**YOUR OBJECTIVE:** Return a copy of every line in the records that includes the word "TIPO".

**DATA SHOWN:**
::::
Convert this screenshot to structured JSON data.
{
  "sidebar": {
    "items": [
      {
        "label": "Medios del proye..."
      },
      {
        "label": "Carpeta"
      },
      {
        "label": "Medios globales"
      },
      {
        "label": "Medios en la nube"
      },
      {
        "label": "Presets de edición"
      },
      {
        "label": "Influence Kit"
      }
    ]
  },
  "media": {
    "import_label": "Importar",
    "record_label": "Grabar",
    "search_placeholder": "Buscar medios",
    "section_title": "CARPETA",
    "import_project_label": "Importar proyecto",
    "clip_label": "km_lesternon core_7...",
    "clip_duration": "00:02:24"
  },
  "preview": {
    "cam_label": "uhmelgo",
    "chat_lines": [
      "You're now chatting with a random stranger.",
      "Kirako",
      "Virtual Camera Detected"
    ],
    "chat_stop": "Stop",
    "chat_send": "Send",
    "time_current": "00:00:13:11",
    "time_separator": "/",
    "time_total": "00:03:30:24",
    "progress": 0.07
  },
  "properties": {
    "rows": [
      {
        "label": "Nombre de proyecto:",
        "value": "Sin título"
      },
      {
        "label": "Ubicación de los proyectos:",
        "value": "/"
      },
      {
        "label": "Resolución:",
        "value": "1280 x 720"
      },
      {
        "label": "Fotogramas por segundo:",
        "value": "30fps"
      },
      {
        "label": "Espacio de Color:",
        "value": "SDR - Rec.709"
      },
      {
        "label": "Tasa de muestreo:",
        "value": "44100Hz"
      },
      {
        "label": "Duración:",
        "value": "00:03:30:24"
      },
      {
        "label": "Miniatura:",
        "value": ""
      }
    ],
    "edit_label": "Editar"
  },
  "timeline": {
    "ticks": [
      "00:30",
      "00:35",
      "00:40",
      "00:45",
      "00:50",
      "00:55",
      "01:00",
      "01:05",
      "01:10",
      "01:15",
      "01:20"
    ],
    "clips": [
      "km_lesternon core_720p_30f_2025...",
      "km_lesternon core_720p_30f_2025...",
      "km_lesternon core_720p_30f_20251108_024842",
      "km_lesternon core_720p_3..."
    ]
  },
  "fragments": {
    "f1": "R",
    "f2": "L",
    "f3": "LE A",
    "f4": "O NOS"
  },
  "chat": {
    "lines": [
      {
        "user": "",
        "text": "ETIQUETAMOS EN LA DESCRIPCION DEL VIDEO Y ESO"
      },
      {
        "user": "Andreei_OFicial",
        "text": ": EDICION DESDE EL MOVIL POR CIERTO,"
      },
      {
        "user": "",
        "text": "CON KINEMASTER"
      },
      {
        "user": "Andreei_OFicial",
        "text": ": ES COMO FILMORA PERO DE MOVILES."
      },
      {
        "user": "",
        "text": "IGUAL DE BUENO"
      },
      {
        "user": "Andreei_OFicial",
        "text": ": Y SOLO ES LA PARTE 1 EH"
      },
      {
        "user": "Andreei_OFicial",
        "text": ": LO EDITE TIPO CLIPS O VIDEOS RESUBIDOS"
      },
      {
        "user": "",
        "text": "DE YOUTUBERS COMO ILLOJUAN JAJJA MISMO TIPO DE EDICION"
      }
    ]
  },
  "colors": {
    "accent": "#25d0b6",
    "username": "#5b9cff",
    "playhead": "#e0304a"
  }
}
::::
**ANSWER TO THE TASK:**
        "text": ": LO EDITE TIPO CLIPS O VIDEOS RESUBIDOS"
        "text": "DE YOUTUBERS COMO ILLOJUAN JAJJA MISMO TIPO DE EDICION"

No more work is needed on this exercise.